• WRITTEN INSTRUCTION:
In the listing below, take everything from the line containing "x-tick-label: 1500 (512, 415, 543, 431)" down to the line containing "marker (732, 95, 742, 105)" and change each "legend-label" to "legend-entry". Write out only those lines, with nothing else altered.
------------------------------------------------
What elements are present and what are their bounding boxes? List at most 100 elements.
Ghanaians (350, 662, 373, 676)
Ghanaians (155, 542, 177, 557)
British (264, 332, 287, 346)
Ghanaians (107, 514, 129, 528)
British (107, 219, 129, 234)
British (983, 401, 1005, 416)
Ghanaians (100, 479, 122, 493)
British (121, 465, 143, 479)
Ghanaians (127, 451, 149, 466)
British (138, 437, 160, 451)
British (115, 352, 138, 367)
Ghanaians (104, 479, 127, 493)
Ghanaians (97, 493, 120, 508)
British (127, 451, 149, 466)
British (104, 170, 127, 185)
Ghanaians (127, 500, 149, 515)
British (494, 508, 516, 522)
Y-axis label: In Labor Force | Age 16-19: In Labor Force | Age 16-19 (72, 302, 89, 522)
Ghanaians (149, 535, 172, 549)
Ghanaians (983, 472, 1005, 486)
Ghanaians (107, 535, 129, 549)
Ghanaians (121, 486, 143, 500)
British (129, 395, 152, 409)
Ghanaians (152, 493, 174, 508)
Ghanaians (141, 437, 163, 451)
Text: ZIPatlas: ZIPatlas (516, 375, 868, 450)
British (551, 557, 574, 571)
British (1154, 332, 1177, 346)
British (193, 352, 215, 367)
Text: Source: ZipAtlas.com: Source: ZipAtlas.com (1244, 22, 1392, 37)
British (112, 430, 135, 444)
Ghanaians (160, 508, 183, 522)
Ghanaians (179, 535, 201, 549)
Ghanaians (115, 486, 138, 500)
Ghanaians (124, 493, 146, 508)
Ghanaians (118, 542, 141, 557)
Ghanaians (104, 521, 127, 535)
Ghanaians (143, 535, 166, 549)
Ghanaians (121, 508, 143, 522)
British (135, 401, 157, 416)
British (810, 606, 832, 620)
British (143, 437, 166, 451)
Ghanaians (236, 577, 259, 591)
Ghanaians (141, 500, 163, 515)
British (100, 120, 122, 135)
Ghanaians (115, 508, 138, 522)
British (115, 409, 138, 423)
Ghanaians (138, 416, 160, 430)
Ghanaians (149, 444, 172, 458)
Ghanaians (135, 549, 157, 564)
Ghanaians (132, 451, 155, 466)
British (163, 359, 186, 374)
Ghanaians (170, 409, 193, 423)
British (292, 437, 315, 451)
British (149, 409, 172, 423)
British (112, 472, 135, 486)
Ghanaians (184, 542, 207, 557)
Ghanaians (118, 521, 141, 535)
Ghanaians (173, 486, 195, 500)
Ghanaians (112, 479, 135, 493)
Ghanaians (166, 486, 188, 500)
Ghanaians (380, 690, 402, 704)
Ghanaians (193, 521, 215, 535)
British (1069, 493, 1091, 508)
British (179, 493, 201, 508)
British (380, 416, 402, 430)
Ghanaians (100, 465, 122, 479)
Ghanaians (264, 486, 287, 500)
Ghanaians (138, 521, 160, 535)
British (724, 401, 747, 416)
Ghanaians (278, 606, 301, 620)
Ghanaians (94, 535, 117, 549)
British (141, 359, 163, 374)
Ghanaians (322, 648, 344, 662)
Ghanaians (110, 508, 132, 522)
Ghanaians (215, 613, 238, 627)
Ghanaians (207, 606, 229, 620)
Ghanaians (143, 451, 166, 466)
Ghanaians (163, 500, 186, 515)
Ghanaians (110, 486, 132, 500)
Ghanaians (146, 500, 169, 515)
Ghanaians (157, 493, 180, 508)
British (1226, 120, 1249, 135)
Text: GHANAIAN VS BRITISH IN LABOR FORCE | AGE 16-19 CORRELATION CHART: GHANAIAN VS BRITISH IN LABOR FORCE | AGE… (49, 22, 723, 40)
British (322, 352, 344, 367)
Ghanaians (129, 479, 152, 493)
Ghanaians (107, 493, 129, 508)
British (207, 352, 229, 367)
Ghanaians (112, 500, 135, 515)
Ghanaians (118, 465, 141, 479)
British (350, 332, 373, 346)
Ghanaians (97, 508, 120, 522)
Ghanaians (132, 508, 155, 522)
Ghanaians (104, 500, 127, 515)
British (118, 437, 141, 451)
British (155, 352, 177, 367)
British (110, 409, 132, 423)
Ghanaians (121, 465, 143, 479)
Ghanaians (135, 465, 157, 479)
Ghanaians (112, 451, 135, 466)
------------------------------------------------
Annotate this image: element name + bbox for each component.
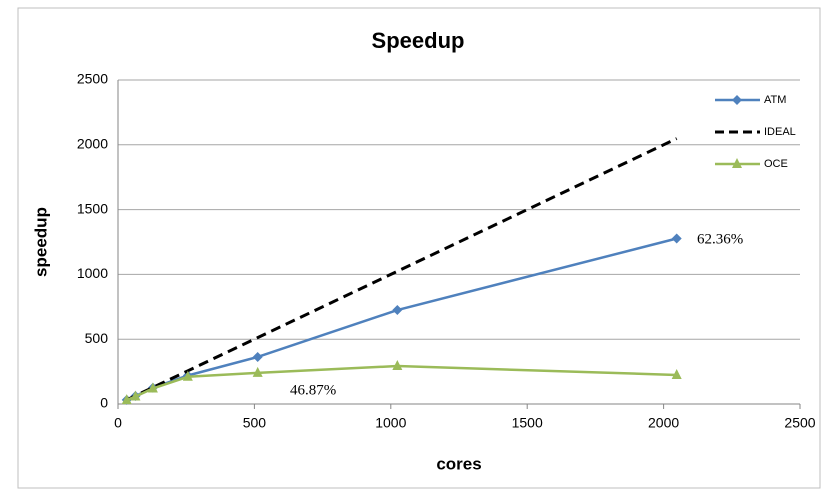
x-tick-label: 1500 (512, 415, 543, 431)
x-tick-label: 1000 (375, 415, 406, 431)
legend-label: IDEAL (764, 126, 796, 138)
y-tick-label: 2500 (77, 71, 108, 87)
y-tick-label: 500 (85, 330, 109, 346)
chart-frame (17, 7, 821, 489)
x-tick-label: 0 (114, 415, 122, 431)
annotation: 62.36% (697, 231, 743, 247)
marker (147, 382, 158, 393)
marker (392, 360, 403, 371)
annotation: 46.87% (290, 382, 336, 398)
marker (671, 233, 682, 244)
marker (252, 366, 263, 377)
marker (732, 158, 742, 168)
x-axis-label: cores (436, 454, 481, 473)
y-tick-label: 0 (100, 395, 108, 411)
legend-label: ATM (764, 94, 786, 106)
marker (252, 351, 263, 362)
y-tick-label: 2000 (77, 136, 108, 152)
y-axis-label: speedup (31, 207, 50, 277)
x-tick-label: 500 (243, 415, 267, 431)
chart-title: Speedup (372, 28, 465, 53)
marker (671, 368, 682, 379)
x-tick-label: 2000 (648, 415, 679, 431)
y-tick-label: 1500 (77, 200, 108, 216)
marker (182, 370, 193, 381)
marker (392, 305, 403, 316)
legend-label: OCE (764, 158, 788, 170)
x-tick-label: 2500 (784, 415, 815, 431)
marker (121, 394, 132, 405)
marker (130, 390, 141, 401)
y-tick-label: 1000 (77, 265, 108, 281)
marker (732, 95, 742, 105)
------------------------------------------------
• TASK ANSWER:
x-tick-label: 1500 (512, 415, 543, 431)
x-tick-label: 1000 (375, 415, 406, 431)
legend-entry: IDEAL (764, 126, 796, 138)
y-tick-label: 2500 (77, 71, 108, 87)
y-tick-label: 500 (85, 330, 109, 346)
chart-frame (17, 7, 821, 489)
x-tick-label: 0 (114, 415, 122, 431)
annotation: 62.36% (697, 231, 743, 247)
marker (147, 382, 158, 393)
marker (392, 360, 403, 371)
annotation: 46.87% (290, 382, 336, 398)
marker (671, 233, 682, 244)
marker (252, 366, 263, 377)
marker (732, 158, 742, 168)
x-axis-label: cores (436, 454, 481, 473)
y-tick-label: 0 (100, 395, 108, 411)
legend-entry: ATM (764, 94, 786, 106)
marker (252, 351, 263, 362)
y-tick-label: 2000 (77, 136, 108, 152)
y-axis-label: speedup (31, 207, 50, 277)
x-tick-label: 500 (243, 415, 267, 431)
chart-title: Speedup (372, 28, 465, 53)
marker (671, 368, 682, 379)
x-tick-label: 2000 (648, 415, 679, 431)
y-tick-label: 1500 (77, 200, 108, 216)
marker (182, 370, 193, 381)
marker (392, 305, 403, 316)
legend-entry: OCE (764, 158, 788, 170)
x-tick-label: 2500 (784, 415, 815, 431)
marker (121, 394, 132, 405)
marker (130, 390, 141, 401)
y-tick-label: 1000 (77, 265, 108, 281)
marker (732, 95, 742, 105)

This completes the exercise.